• **PROMPT**:
Repeat all of the records verbatim.

• **Saved data entries**:
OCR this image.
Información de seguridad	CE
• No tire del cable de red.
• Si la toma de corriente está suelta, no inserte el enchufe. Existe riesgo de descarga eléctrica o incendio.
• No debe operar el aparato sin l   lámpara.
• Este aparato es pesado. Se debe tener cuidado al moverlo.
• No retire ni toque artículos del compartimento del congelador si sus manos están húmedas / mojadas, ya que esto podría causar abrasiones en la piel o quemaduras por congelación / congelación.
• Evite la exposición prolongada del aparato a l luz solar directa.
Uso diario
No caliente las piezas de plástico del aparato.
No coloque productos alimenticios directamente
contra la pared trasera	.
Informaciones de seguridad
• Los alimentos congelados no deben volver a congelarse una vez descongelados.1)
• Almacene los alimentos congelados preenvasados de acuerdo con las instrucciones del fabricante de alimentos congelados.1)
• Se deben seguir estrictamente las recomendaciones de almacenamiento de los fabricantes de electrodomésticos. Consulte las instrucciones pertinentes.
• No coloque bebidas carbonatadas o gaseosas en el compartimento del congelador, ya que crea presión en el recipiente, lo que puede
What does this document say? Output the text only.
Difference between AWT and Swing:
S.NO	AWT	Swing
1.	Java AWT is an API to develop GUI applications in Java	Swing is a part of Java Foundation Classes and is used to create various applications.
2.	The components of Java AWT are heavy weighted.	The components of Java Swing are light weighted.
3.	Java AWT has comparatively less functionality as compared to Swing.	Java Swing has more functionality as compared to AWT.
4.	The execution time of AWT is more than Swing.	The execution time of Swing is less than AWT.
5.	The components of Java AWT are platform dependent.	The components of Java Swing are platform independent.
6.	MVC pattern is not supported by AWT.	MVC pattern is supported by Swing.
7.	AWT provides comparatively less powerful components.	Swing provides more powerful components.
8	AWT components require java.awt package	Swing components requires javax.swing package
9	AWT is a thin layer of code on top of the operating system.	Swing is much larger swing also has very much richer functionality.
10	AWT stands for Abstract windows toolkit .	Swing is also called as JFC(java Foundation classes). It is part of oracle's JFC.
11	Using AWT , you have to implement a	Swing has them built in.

• **SOLUTION**:
OCR this image.
Información de seguridad	CE
• No tire del cable de red.
• Si la toma de corriente está suelta, no inserte el enchufe. Existe riesgo de descarga eléctrica o incendio.
• No debe operar el aparato sin l   lámpara.
• Este aparato es pesado. Se debe tener cuidado al moverlo.
• No retire ni toque artículos del compartimento del congelador si sus manos están húmedas / mojadas, ya que esto podría causar abrasiones en la piel o quemaduras por congelación / congelación.
• Evite la exposición prolongada del aparato a l luz solar directa.
Uso diario
No caliente las piezas de plástico del aparato.
No coloque productos alimenticios directamente
contra la pared trasera	.
Informaciones de seguridad
• Los alimentos congelados no deben volver a congelarse una vez descongelados.1)
• Almacene los alimentos congelados preenvasados de acuerdo con las instrucciones del fabricante de alimentos congelados.1)
• Se deben seguir estrictamente las recomendaciones de almacenamiento de los fabricantes de electrodomésticos. Consulte las instrucciones pertinentes.
• No coloque bebidas carbonatadas o gaseosas en el compartimento del congelador, ya que crea presión en el recipiente, lo que puede
What does this document say? Output the text only.
Difference between AWT and Swing:
S.NO	AWT	Swing
1.	Java AWT is an API to develop GUI applications in Java	Swing is a part of Java Foundation Classes and is used to create various applications.
2.	The components of Java AWT are heavy weighted.	The components of Java Swing are light weighted.
3.	Java AWT has comparatively less functionality as compared to Swing.	Java Swing has more functionality as compared to AWT.
4.	The execution time of AWT is more than Swing.	The execution time of Swing is less than AWT.
5.	The components of Java AWT are platform dependent.	The components of Java Swing are platform independent.
6.	MVC pattern is not supported by AWT.	MVC pattern is supported by Swing.
7.	AWT provides comparatively less powerful components.	Swing provides more powerful components.
8	AWT components require java.awt package	Swing components requires javax.swing package
9	AWT is a thin layer of code on top of the operating system.	Swing is much larger swing also has very much richer functionality.
10	AWT stands for Abstract windows toolkit .	Swing is also called as JFC(java Foundation classes). It is part of oracle's JFC.
11	Using AWT , you have to implement a	Swing has them built in.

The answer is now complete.